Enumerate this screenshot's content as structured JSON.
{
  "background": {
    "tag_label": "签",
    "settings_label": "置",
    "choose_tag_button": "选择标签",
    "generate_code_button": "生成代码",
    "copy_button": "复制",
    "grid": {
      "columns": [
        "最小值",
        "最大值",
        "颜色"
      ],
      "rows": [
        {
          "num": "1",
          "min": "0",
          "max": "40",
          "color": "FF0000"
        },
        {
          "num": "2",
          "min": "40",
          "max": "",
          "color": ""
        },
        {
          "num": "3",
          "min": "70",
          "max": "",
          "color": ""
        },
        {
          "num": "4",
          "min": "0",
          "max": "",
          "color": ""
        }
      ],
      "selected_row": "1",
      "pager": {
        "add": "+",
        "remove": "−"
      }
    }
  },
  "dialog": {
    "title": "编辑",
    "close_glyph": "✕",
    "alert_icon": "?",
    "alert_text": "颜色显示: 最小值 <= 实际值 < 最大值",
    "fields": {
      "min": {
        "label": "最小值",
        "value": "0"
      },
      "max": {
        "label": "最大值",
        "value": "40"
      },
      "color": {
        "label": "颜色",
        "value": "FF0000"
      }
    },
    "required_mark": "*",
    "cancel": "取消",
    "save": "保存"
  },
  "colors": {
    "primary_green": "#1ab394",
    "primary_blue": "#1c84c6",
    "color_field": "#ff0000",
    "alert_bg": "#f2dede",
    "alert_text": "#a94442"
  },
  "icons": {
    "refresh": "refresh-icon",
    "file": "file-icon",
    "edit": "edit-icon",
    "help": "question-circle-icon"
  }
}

## SET TASK
Repeat the entries above exactly, leaving nothing out.

## CORRECT RESPONSE
Enumerate this screenshot's content as structured JSON.
{
  "background": {
    "tag_label": "签",
    "settings_label": "置",
    "choose_tag_button": "选择标签",
    "generate_code_button": "生成代码",
    "copy_button": "复制",
    "grid": {
      "columns": [
        "最小值",
        "最大值",
        "颜色"
      ],
      "rows": [
        {
          "num": "1",
          "min": "0",
          "max": "40",
          "color": "FF0000"
        },
        {
          "num": "2",
          "min": "40",
          "max": "",
          "color": ""
        },
        {
          "num": "3",
          "min": "70",
          "max": "",
          "color": ""
        },
        {
          "num": "4",
          "min": "0",
          "max": "",
          "color": ""
        }
      ],
      "selected_row": "1",
      "pager": {
        "add": "+",
        "remove": "−"
      }
    }
  },
  "dialog": {
    "title": "编辑",
    "close_glyph": "✕",
    "alert_icon": "?",
    "alert_text": "颜色显示: 最小值 <= 实际值 < 最大值",
    "fields": {
      "min": {
        "label": "最小值",
        "value": "0"
      },
      "max": {
        "label": "最大值",
        "value": "40"
      },
      "color": {
        "label": "颜色",
        "value": "FF0000"
      }
    },
    "required_mark": "*",
    "cancel": "取消",
    "save": "保存"
  },
  "colors": {
    "primary_green": "#1ab394",
    "primary_blue": "#1c84c6",
    "color_field": "#ff0000",
    "alert_bg": "#f2dede",
    "alert_text": "#a94442"
  },
  "icons": {
    "refresh": "refresh-icon",
    "file": "file-icon",
    "edit": "edit-icon",
    "help": "question-circle-icon"
  }
}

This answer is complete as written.